- _To be done_:
Below are entries. Pull out all lines containing "acción".

(Saved entries)
______
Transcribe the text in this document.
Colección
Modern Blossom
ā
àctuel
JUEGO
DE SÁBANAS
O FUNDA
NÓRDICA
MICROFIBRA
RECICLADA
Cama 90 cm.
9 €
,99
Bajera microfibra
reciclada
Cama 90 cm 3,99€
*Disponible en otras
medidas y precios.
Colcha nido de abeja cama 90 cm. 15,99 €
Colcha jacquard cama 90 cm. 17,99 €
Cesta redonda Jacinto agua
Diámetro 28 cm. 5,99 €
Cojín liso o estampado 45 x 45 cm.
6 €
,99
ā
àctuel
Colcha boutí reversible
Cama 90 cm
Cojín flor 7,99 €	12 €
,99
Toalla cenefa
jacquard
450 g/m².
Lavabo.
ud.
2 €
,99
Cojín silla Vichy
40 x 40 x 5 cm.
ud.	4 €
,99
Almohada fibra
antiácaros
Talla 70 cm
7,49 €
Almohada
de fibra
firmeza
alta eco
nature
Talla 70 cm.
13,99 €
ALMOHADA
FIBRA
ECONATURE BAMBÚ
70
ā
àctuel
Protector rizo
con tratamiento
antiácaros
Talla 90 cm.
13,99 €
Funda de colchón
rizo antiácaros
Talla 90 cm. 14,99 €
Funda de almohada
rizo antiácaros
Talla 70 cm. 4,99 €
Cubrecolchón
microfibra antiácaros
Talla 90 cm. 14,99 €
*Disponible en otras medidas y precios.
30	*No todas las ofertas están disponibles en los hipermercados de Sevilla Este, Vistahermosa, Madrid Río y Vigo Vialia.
______
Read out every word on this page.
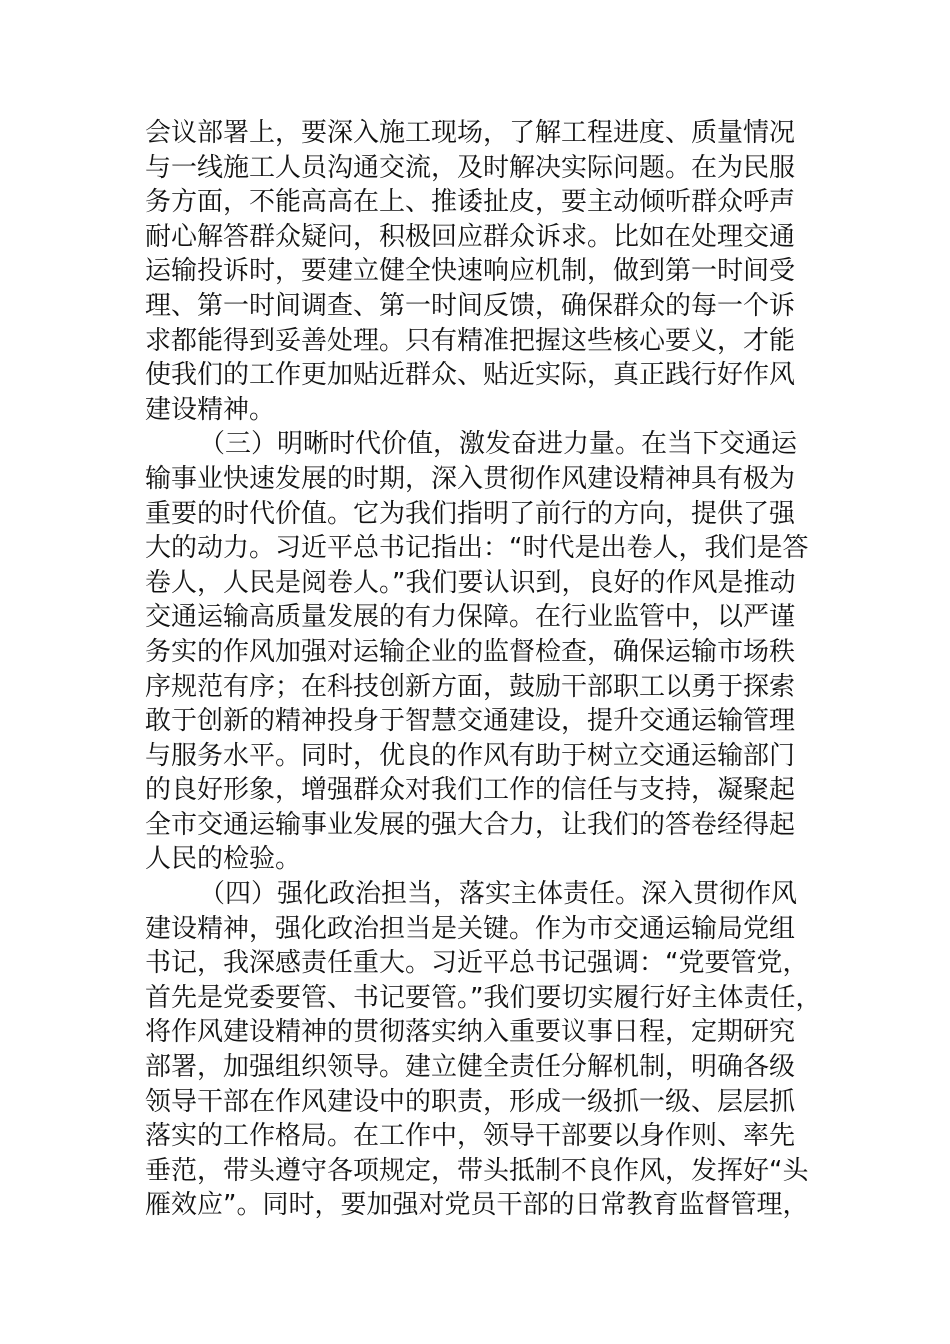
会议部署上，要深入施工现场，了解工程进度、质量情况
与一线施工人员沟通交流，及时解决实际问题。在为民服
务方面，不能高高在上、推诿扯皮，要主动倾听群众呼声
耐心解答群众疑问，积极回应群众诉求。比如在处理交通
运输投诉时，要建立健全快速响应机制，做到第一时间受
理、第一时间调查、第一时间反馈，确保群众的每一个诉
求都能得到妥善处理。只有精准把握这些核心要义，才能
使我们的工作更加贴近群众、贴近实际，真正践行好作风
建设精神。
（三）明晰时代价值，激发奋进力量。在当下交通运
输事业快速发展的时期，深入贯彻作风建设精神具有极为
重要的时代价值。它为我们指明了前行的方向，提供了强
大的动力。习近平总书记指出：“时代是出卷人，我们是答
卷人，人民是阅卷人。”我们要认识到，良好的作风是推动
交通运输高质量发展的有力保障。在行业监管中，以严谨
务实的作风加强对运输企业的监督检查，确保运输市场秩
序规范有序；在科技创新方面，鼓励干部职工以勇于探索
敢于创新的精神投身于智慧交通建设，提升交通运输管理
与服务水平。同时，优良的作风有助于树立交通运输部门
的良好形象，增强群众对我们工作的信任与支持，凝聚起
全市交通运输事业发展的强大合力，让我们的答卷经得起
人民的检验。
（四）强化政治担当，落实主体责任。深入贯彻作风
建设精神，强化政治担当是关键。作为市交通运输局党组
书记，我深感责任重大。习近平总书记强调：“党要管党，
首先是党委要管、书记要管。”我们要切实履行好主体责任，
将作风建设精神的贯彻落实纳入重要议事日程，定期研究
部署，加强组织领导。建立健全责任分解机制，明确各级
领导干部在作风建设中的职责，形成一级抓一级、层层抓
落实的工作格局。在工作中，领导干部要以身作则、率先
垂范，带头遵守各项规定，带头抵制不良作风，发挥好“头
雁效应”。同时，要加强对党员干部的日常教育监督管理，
______
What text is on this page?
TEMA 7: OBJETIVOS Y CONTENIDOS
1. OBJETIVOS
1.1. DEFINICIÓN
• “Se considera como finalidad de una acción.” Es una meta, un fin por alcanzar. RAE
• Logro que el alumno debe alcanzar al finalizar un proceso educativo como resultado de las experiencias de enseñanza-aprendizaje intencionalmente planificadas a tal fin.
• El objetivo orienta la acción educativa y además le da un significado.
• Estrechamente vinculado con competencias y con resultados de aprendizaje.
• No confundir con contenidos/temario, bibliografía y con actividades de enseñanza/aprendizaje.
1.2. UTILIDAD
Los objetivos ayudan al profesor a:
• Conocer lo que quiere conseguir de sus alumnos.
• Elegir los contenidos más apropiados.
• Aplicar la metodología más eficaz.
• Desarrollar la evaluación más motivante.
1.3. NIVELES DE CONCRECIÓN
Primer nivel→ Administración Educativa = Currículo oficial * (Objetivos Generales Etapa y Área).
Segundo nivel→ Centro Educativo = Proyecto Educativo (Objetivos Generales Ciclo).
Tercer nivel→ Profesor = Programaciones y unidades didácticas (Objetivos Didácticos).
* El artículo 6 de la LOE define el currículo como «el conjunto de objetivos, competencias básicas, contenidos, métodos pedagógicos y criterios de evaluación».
______
- _Finished answer_:
• “Se considera como finalidad de una acción.” Es una meta, un fin por alcanzar. RAE
• El objetivo orienta la acción educativa y además le da un significado.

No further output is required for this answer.